### Record list
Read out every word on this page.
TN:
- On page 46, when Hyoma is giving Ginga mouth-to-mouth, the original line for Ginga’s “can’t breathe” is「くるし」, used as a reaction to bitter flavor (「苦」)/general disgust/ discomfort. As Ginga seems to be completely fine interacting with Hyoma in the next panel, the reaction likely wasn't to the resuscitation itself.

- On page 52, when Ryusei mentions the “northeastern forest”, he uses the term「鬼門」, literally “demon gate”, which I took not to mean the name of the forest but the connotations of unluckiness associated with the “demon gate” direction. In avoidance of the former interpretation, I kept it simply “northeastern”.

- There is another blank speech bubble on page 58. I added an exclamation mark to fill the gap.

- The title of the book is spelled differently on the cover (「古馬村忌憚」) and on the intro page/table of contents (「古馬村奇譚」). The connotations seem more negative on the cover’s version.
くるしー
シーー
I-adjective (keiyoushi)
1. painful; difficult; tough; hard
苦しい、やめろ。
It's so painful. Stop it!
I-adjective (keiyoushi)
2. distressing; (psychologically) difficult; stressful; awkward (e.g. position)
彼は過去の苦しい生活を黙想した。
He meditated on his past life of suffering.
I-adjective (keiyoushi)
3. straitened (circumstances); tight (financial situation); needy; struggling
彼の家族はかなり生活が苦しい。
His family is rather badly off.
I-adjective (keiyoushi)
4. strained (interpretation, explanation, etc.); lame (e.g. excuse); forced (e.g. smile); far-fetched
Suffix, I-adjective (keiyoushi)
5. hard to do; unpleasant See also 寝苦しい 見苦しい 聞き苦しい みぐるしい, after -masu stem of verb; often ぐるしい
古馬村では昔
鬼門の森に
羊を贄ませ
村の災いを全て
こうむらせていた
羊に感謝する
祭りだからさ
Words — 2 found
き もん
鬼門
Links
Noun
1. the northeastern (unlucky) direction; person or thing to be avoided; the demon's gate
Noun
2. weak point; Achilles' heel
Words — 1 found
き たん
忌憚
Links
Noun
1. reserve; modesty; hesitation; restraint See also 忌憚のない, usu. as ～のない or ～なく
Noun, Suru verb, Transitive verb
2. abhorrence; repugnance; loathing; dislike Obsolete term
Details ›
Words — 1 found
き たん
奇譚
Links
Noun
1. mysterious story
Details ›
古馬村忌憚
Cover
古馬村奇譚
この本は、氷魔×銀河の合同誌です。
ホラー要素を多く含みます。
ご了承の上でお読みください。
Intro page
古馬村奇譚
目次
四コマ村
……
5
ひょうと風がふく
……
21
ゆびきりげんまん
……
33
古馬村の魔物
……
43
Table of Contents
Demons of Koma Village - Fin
######
### Exercise aim:
Filter lines by "direction" and return each hit.

### Exercise solution:
- On page 52, when Ryusei mentions the “northeastern forest”, he uses the term「鬼門」, literally “demon gate”, which I took not to mean the name of the forest but the connotations of unluckiness associated with the “demon gate” direction. In avoidance of the former interpretation, I kept it simply “northeastern”.
1. the northeastern (unlucky) direction; person or thing to be avoided; the demon's gate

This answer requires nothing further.